• TASK BRIEF: Copy the autism genetics passage starting at "In addition, the" and ending at "subgroup of autism.", and substitute "co-occurrence rates" for "comorbidity rates".

• SUPPLIED TEXT:
━━━━━━━━━━

On a similar note, factors that are comparatively less penetrant yet still confer measurable risk suggest the presence of additional variables, e.g., polygenic effects, environmental agencies, etc., in the determination of their etiologies. Given the nature of genetic selection, common gene variants that provide variable autism risk (i.e., common disease-common variant) are more likely to explain a wider breadth of cases than the rare, often de novo, mutations that confer higher penetrance for the phenotype. Although interestingly, a recent study by Alvarez-Mora et al. [33] reported that in a subset of high-functioning cases they studied, over 50 % (6/11) of the identified rare potentially deleterious single nucleotide variants (SNV) occurred within the HCA genes reported here, suggesting that these genes may be targets with variable penetrance dependent upon the specific type of mutation. Sanders et al. [34] have found that highly penetrant deleterious SNVs tend to affect the same genes that are also targets of small copy number variants (CNV) in autism, such as occurs in the monogenic conditions studied here. Meanwhile, individual genes that comprise larger CNVs each confer comparatively lesser risk. It is possible that if rare SNVs tend to overlap HCA genes, less penetrant SNVs (e.g., common variants) may overlap genes typically comprising larger CNVs and reflect polygenic risk.

In the future, we may find that the genetics of autism tends to diverge according to levels of severity, with rare mutations (e.g., small and large CNVs, highly deleterious rare SNVs) responsible for a significant portion of low-functioning individuals with intellectual disability while other rare SNVs and common variants, perhaps even polygenic and/or environmentally driven, play important roles in a larger portion of the moderate-to-high-functioning ranges. This hypothesis is not entirely unlike that proposed by Folstein [35] in which she suggests that autistic individuals with profound ID, complex dysmorphic features, or specific genetic conditions represent phenotypes that are clinically unique compared to the idiopathic autism reported by Kanner. In this case, however, we are suggesting that the genetics, though not necessarily the overall biology, diverges between the two.

Aside from the limitations mentioned above concerning questions of the diagnostic reliability of some of the HCA conditions, additional shortcomings of this study involve the availability of information regarding what are typically rare conditions and potential underreporting regarding comorbidities such as autism and epilepsy. There are, for instance, a number of VarAut conditions in which case studies or small group studies reporting autism incidence are available but no larger studies have been performed in order to provide better estimates of co-occurrence. Examples include conditions such as Succinic Semialdehyde Dehydrogenase Deficiency (#271980), Autosomal Dominant Mental Retardation 21 (#615502), and Dihydropyrimidine Dehydrogenase Deficiency (#274270) to name just a few that are likely worthy of more intensive study in relation to autism. Therefore, it is highly likely that some of the conditions presented within this study have been mis-categorized. In order to limit that occurrence to an absolute minimum, various genetic databases were used in conjunction with phenotypic data.

In addition, the fact that we limited our study of autism and epilepsy to forms of ID subsequently limits the potential scope of applicability of our results, although in doing so we were able to estimate comorbidity rates. We therefore hope that future research may elucidate which of the results presented here are applicable to the broader autism spectrum or whether these data solely define a subgroup of autism.

Because genetic mutations are infrequently identical across different individuals with a single form of ID, it is possible that some cases of autism or epilepsy within our variable groups were not due to mutations involving the primary gene associated with the monogenic condition but were instead due to confounding effects of other genes, such as may be seen in larger chromosomal rearrangements. However, most of the results presented here exhibit strong functional patterns and therefore while individual IDs may ultimately be mis-categorized, we are confident that the conclusions regarding the larger groups are relatively sound.

━━━━━━━━━━

• GIVEN DATA:

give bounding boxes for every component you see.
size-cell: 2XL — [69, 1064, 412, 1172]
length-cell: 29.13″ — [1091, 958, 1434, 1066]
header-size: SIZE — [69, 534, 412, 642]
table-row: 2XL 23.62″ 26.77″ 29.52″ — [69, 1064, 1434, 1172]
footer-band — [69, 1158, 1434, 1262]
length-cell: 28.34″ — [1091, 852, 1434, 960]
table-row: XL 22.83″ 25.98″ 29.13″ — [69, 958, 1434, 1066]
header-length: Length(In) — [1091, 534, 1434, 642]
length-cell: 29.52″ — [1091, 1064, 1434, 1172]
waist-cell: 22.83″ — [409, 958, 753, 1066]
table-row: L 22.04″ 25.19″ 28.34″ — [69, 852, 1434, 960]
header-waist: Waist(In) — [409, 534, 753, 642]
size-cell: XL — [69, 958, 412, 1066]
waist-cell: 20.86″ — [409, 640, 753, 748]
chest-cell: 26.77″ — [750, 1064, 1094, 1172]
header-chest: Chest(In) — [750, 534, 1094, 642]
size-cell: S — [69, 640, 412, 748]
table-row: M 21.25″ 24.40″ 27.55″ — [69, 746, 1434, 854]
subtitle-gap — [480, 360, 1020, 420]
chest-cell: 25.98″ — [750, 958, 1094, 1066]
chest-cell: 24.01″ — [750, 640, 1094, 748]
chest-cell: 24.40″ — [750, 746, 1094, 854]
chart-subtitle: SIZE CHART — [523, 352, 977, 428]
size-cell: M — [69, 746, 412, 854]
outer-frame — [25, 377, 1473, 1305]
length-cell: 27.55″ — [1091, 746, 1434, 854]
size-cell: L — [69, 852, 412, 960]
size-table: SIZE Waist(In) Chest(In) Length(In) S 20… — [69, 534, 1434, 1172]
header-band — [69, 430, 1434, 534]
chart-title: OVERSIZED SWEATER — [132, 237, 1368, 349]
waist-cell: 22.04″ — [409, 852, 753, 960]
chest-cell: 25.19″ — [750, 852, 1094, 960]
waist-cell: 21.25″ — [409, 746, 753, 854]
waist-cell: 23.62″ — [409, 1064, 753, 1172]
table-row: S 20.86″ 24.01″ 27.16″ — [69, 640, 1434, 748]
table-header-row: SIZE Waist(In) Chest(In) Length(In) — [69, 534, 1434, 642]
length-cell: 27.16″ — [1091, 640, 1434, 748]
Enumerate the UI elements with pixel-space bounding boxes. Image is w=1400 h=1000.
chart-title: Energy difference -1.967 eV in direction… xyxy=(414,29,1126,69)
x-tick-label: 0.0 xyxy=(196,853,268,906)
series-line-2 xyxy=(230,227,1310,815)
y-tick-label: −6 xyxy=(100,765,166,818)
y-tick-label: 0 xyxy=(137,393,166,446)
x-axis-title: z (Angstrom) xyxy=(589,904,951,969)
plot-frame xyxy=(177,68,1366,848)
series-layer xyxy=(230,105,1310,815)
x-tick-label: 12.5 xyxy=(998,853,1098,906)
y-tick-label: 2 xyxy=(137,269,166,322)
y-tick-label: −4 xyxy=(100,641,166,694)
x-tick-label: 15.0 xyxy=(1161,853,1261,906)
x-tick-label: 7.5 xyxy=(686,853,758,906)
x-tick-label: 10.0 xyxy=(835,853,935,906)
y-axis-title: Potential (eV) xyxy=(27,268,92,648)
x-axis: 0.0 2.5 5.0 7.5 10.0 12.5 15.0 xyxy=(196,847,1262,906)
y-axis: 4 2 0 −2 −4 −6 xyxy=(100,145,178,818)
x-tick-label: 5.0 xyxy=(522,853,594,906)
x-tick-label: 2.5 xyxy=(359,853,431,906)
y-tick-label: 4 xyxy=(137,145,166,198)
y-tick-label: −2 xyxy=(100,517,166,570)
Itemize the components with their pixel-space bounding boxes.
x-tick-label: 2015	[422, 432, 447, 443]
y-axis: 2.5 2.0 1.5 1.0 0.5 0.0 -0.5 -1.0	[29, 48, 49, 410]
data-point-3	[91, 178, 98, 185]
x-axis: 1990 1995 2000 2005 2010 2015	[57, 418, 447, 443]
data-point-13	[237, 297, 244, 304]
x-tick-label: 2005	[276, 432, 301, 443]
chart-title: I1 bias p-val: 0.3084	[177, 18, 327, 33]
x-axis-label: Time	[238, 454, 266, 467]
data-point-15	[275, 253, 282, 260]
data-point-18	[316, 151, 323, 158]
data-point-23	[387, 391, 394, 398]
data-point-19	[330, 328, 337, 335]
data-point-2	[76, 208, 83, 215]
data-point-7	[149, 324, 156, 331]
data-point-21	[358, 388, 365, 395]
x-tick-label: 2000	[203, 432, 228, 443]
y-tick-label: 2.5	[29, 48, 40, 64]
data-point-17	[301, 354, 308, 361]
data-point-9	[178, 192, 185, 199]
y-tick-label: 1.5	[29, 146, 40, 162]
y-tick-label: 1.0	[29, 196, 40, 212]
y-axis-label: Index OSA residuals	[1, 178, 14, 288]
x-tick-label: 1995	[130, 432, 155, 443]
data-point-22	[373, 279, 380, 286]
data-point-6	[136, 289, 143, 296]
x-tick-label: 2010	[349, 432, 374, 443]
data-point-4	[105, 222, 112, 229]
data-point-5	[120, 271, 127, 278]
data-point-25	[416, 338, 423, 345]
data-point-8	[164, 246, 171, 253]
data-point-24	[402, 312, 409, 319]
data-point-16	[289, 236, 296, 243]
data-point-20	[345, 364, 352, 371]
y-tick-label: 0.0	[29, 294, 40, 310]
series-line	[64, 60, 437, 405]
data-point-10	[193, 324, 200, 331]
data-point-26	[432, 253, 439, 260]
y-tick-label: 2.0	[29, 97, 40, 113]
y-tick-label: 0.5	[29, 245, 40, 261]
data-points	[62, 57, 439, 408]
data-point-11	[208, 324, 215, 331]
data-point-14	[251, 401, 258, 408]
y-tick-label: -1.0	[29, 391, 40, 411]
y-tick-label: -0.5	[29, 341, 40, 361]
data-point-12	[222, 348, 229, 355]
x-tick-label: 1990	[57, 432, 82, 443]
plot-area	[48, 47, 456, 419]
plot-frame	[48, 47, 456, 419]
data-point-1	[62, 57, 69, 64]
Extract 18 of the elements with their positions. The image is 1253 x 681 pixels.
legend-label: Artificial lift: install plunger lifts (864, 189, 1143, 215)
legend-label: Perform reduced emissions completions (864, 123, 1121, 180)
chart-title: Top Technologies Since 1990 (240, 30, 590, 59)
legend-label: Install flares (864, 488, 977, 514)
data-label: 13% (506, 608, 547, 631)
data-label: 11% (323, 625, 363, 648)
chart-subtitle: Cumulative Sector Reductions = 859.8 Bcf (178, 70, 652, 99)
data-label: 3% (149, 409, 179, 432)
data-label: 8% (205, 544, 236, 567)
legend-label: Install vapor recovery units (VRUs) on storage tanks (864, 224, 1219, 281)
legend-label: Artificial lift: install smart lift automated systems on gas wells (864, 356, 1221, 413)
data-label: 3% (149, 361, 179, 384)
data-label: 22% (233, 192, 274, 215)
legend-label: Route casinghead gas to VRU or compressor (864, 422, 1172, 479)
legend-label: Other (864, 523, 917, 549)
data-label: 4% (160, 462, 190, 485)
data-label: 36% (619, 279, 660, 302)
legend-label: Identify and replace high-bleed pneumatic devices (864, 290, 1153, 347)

━━━━━━━━━━

• RESPONSE:
In addition, the fact that we limited our study of autism and epilepsy to forms of ID subsequently limits the potential scope of applicability of our results, although in doing so we were able to estimate co-occurrence rates. We therefore hope that future research may elucidate which of the results presented here are applicable to the broader autism spectrum or whether these data solely define a subgroup of autism.